-- Data excerpts start --

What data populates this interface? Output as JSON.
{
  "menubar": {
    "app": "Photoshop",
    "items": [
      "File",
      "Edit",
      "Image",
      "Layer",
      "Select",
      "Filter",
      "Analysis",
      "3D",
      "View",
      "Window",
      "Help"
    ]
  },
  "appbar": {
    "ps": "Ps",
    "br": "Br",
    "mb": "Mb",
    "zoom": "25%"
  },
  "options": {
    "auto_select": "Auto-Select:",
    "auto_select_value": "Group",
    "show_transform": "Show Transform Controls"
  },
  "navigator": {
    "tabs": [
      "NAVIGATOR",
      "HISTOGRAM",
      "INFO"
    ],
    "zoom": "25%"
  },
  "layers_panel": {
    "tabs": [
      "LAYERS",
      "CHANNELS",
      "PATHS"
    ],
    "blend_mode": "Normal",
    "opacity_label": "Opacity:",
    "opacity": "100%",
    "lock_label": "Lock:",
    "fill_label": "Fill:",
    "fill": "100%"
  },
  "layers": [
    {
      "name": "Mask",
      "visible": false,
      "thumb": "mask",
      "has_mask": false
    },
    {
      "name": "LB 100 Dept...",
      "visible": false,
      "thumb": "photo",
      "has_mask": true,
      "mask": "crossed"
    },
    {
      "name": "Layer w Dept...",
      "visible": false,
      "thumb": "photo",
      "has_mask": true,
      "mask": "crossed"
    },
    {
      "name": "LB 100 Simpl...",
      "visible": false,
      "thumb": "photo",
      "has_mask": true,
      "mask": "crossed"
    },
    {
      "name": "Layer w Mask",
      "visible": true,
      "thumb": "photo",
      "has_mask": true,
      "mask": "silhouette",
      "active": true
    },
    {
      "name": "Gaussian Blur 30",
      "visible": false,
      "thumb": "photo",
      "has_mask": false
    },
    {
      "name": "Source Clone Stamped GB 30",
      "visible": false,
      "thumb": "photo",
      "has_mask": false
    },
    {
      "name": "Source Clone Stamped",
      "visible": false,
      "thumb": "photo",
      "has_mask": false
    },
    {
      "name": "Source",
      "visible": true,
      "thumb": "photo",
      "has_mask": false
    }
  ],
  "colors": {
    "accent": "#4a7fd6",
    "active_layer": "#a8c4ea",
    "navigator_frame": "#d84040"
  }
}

-- Data excerpts end --

Exercise requirements =>
Extract all of the data shown above without alteration.

Response to the task =>
What data populates this interface? Output as JSON.
{
  "menubar": {
    "app": "Photoshop",
    "items": [
      "File",
      "Edit",
      "Image",
      "Layer",
      "Select",
      "Filter",
      "Analysis",
      "3D",
      "View",
      "Window",
      "Help"
    ]
  },
  "appbar": {
    "ps": "Ps",
    "br": "Br",
    "mb": "Mb",
    "zoom": "25%"
  },
  "options": {
    "auto_select": "Auto-Select:",
    "auto_select_value": "Group",
    "show_transform": "Show Transform Controls"
  },
  "navigator": {
    "tabs": [
      "NAVIGATOR",
      "HISTOGRAM",
      "INFO"
    ],
    "zoom": "25%"
  },
  "layers_panel": {
    "tabs": [
      "LAYERS",
      "CHANNELS",
      "PATHS"
    ],
    "blend_mode": "Normal",
    "opacity_label": "Opacity:",
    "opacity": "100%",
    "lock_label": "Lock:",
    "fill_label": "Fill:",
    "fill": "100%"
  },
  "layers": [
    {
      "name": "Mask",
      "visible": false,
      "thumb": "mask",
      "has_mask": false
    },
    {
      "name": "LB 100 Dept...",
      "visible": false,
      "thumb": "photo",
      "has_mask": true,
      "mask": "crossed"
    },
    {
      "name": "Layer w Dept...",
      "visible": false,
      "thumb": "photo",
      "has_mask": true,
      "mask": "crossed"
    },
    {
      "name": "LB 100 Simpl...",
      "visible": false,
      "thumb": "photo",
      "has_mask": true,
      "mask": "crossed"
    },
    {
      "name": "Layer w Mask",
      "visible": true,
      "thumb": "photo",
      "has_mask": true,
      "mask": "silhouette",
      "active": true
    },
    {
      "name": "Gaussian Blur 30",
      "visible": false,
      "thumb": "photo",
      "has_mask": false
    },
    {
      "name": "Source Clone Stamped GB 30",
      "visible": false,
      "thumb": "photo",
      "has_mask": false
    },
    {
      "name": "Source Clone Stamped",
      "visible": false,
      "thumb": "photo",
      "has_mask": false
    },
    {
      "name": "Source",
      "visible": true,
      "thumb": "photo",
      "has_mask": false
    }
  ],
  "colors": {
    "accent": "#4a7fd6",
    "active_layer": "#a8c4ea",
    "navigator_frame": "#d84040"
  }
}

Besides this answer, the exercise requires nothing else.